■ **SET TASK**:
Every line of the records below should be restated exactly.

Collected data
----------------------------------------

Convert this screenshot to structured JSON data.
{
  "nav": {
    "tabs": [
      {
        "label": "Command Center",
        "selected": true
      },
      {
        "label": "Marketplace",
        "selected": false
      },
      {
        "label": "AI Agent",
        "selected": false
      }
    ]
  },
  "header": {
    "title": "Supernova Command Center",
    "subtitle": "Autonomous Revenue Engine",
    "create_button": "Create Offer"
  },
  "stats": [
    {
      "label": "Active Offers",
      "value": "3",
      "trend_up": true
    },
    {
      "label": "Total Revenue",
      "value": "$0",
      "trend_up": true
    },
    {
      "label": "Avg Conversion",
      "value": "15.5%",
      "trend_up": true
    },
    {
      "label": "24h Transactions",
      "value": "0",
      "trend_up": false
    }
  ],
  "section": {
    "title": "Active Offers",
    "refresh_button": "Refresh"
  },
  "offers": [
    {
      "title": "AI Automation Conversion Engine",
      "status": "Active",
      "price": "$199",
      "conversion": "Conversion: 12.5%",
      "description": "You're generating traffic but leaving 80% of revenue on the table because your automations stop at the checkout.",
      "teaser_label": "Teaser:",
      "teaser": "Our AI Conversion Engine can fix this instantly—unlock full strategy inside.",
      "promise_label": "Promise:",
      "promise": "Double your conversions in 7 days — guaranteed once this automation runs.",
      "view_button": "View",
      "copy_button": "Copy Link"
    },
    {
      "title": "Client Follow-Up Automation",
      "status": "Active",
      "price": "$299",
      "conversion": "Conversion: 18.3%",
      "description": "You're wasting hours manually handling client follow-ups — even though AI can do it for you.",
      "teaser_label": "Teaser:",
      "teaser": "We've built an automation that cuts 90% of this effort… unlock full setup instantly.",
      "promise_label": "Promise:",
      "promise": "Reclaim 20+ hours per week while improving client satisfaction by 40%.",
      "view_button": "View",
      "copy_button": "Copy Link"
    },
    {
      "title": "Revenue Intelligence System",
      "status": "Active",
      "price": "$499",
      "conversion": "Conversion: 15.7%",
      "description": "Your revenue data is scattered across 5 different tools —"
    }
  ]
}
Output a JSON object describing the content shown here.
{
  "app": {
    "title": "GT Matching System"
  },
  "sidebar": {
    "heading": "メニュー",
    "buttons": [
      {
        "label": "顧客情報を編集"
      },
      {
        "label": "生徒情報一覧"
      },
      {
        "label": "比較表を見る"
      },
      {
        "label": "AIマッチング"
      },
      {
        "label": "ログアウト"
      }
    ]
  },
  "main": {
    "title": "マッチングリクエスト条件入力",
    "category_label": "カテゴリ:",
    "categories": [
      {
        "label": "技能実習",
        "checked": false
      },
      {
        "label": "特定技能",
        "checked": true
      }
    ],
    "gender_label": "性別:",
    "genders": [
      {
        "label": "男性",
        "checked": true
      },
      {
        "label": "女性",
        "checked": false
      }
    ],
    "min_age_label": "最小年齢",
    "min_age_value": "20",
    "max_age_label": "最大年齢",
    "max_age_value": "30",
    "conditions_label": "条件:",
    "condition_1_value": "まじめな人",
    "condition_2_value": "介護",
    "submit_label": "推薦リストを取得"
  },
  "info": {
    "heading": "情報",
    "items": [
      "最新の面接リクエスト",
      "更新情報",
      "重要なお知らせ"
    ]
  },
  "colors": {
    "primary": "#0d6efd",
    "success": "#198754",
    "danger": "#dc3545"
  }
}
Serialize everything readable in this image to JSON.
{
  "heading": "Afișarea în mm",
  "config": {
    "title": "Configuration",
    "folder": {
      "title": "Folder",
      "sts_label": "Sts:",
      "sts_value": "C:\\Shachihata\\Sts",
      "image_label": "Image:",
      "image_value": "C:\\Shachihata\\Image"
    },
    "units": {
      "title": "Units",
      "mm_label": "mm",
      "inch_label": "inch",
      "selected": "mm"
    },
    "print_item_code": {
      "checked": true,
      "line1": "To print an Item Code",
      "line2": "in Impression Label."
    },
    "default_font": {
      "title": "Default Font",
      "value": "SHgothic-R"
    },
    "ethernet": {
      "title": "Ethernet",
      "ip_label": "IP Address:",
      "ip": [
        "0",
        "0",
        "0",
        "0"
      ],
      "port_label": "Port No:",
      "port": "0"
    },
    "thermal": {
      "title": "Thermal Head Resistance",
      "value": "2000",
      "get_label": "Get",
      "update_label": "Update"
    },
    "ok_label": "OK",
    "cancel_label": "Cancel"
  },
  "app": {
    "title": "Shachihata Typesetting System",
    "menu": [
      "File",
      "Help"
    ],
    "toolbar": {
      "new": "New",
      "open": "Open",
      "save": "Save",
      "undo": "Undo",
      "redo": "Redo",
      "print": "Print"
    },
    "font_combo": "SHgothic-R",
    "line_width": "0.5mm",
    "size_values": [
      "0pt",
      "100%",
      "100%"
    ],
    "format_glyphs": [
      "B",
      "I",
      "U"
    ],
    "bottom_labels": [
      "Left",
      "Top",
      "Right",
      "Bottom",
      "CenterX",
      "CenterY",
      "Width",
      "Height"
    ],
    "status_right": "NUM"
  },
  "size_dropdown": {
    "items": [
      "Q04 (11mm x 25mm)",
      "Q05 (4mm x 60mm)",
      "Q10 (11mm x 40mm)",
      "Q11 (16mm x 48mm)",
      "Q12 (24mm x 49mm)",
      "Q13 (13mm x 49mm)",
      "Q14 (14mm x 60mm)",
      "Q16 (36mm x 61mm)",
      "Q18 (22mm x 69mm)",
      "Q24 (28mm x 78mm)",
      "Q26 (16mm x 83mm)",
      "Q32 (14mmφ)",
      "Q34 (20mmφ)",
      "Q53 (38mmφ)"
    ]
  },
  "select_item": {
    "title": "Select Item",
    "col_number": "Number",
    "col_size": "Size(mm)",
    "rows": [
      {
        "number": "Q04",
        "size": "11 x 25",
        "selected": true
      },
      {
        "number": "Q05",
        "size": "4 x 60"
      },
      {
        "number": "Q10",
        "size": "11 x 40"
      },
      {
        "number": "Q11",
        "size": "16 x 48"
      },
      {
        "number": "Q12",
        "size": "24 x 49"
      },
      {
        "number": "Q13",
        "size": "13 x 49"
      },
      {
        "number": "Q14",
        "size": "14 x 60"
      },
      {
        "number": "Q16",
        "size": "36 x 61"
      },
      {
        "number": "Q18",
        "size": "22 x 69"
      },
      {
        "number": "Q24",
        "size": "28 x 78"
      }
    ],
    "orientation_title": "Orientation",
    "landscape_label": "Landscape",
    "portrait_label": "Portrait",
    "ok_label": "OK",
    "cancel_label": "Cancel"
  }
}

----------------------------------------

■ **THE ANSWER**:
Convert this screenshot to structured JSON data.
{
  "nav": {
    "tabs": [
      {
        "label": "Command Center",
        "selected": true
      },
      {
        "label": "Marketplace",
        "selected": false
      },
      {
        "label": "AI Agent",
        "selected": false
      }
    ]
  },
  "header": {
    "title": "Supernova Command Center",
    "subtitle": "Autonomous Revenue Engine",
    "create_button": "Create Offer"
  },
  "stats": [
    {
      "label": "Active Offers",
      "value": "3",
      "trend_up": true
    },
    {
      "label": "Total Revenue",
      "value": "$0",
      "trend_up": true
    },
    {
      "label": "Avg Conversion",
      "value": "15.5%",
      "trend_up": true
    },
    {
      "label": "24h Transactions",
      "value": "0",
      "trend_up": false
    }
  ],
  "section": {
    "title": "Active Offers",
    "refresh_button": "Refresh"
  },
  "offers": [
    {
      "title": "AI Automation Conversion Engine",
      "status": "Active",
      "price": "$199",
      "conversion": "Conversion: 12.5%",
      "description": "You're generating traffic but leaving 80% of revenue on the table because your automations stop at the checkout.",
      "teaser_label": "Teaser:",
      "teaser": "Our AI Conversion Engine can fix this instantly—unlock full strategy inside.",
      "promise_label": "Promise:",
      "promise": "Double your conversions in 7 days — guaranteed once this automation runs.",
      "view_button": "View",
      "copy_button": "Copy Link"
    },
    {
      "title": "Client Follow-Up Automation",
      "status": "Active",
      "price": "$299",
      "conversion": "Conversion: 18.3%",
      "description": "You're wasting hours manually handling client follow-ups — even though AI can do it for you.",
      "teaser_label": "Teaser:",
      "teaser": "We've built an automation that cuts 90% of this effort… unlock full setup instantly.",
      "promise_label": "Promise:",
      "promise": "Reclaim 20+ hours per week while improving client satisfaction by 40%.",
      "view_button": "View",
      "copy_button": "Copy Link"
    },
    {
      "title": "Revenue Intelligence System",
      "status": "Active",
      "price": "$499",
      "conversion": "Conversion: 15.7%",
      "description": "Your revenue data is scattered across 5 different tools —"
    }
  ]
}
Output a JSON object describing the content shown here.
{
  "app": {
    "title": "GT Matching System"
  },
  "sidebar": {
    "heading": "メニュー",
    "buttons": [
      {
        "label": "顧客情報を編集"
      },
      {
        "label": "生徒情報一覧"
      },
      {
        "label": "比較表を見る"
      },
      {
        "label": "AIマッチング"
      },
      {
        "label": "ログアウト"
      }
    ]
  },
  "main": {
    "title": "マッチングリクエスト条件入力",
    "category_label": "カテゴリ:",
    "categories": [
      {
        "label": "技能実習",
        "checked": false
      },
      {
        "label": "特定技能",
        "checked": true
      }
    ],
    "gender_label": "性別:",
    "genders": [
      {
        "label": "男性",
        "checked": true
      },
      {
        "label": "女性",
        "checked": false
      }
    ],
    "min_age_label": "最小年齢",
    "min_age_value": "20",
    "max_age_label": "最大年齢",
    "max_age_value": "30",
    "conditions_label": "条件:",
    "condition_1_value": "まじめな人",
    "condition_2_value": "介護",
    "submit_label": "推薦リストを取得"
  },
  "info": {
    "heading": "情報",
    "items": [
      "最新の面接リクエスト",
      "更新情報",
      "重要なお知らせ"
    ]
  },
  "colors": {
    "primary": "#0d6efd",
    "success": "#198754",
    "danger": "#dc3545"
  }
}
Serialize everything readable in this image to JSON.
{
  "heading": "Afișarea în mm",
  "config": {
    "title": "Configuration",
    "folder": {
      "title": "Folder",
      "sts_label": "Sts:",
      "sts_value": "C:\\Shachihata\\Sts",
      "image_label": "Image:",
      "image_value": "C:\\Shachihata\\Image"
    },
    "units": {
      "title": "Units",
      "mm_label": "mm",
      "inch_label": "inch",
      "selected": "mm"
    },
    "print_item_code": {
      "checked": true,
      "line1": "To print an Item Code",
      "line2": "in Impression Label."
    },
    "default_font": {
      "title": "Default Font",
      "value": "SHgothic-R"
    },
    "ethernet": {
      "title": "Ethernet",
      "ip_label": "IP Address:",
      "ip": [
        "0",
        "0",
        "0",
        "0"
      ],
      "port_label": "Port No:",
      "port": "0"
    },
    "thermal": {
      "title": "Thermal Head Resistance",
      "value": "2000",
      "get_label": "Get",
      "update_label": "Update"
    },
    "ok_label": "OK",
    "cancel_label": "Cancel"
  },
  "app": {
    "title": "Shachihata Typesetting System",
    "menu": [
      "File",
      "Help"
    ],
    "toolbar": {
      "new": "New",
      "open": "Open",
      "save": "Save",
      "undo": "Undo",
      "redo": "Redo",
      "print": "Print"
    },
    "font_combo": "SHgothic-R",
    "line_width": "0.5mm",
    "size_values": [
      "0pt",
      "100%",
      "100%"
    ],
    "format_glyphs": [
      "B",
      "I",
      "U"
    ],
    "bottom_labels": [
      "Left",
      "Top",
      "Right",
      "Bottom",
      "CenterX",
      "CenterY",
      "Width",
      "Height"
    ],
    "status_right": "NUM"
  },
  "size_dropdown": {
    "items": [
      "Q04 (11mm x 25mm)",
      "Q05 (4mm x 60mm)",
      "Q10 (11mm x 40mm)",
      "Q11 (16mm x 48mm)",
      "Q12 (24mm x 49mm)",
      "Q13 (13mm x 49mm)",
      "Q14 (14mm x 60mm)",
      "Q16 (36mm x 61mm)",
      "Q18 (22mm x 69mm)",
      "Q24 (28mm x 78mm)",
      "Q26 (16mm x 83mm)",
      "Q32 (14mmφ)",
      "Q34 (20mmφ)",
      "Q53 (38mmφ)"
    ]
  },
  "select_item": {
    "title": "Select Item",
    "col_number": "Number",
    "col_size": "Size(mm)",
    "rows": [
      {
        "number": "Q04",
        "size": "11 x 25",
        "selected": true
      },
      {
        "number": "Q05",
        "size": "4 x 60"
      },
      {
        "number": "Q10",
        "size": "11 x 40"
      },
      {
        "number": "Q11",
        "size": "16 x 48"
      },
      {
        "number": "Q12",
        "size": "24 x 49"
      },
      {
        "number": "Q13",
        "size": "13 x 49"
      },
      {
        "number": "Q14",
        "size": "14 x 60"
      },
      {
        "number": "Q16",
        "size": "36 x 61"
      },
      {
        "number": "Q18",
        "size": "22 x 69"
      },
      {
        "number": "Q24",
        "size": "28 x 78"
      }
    ],
    "orientation_title": "Orientation",
    "landscape_label": "Landscape",
    "portrait_label": "Portrait",
    "ok_label": "OK",
    "cancel_label": "Cancel"
  }
}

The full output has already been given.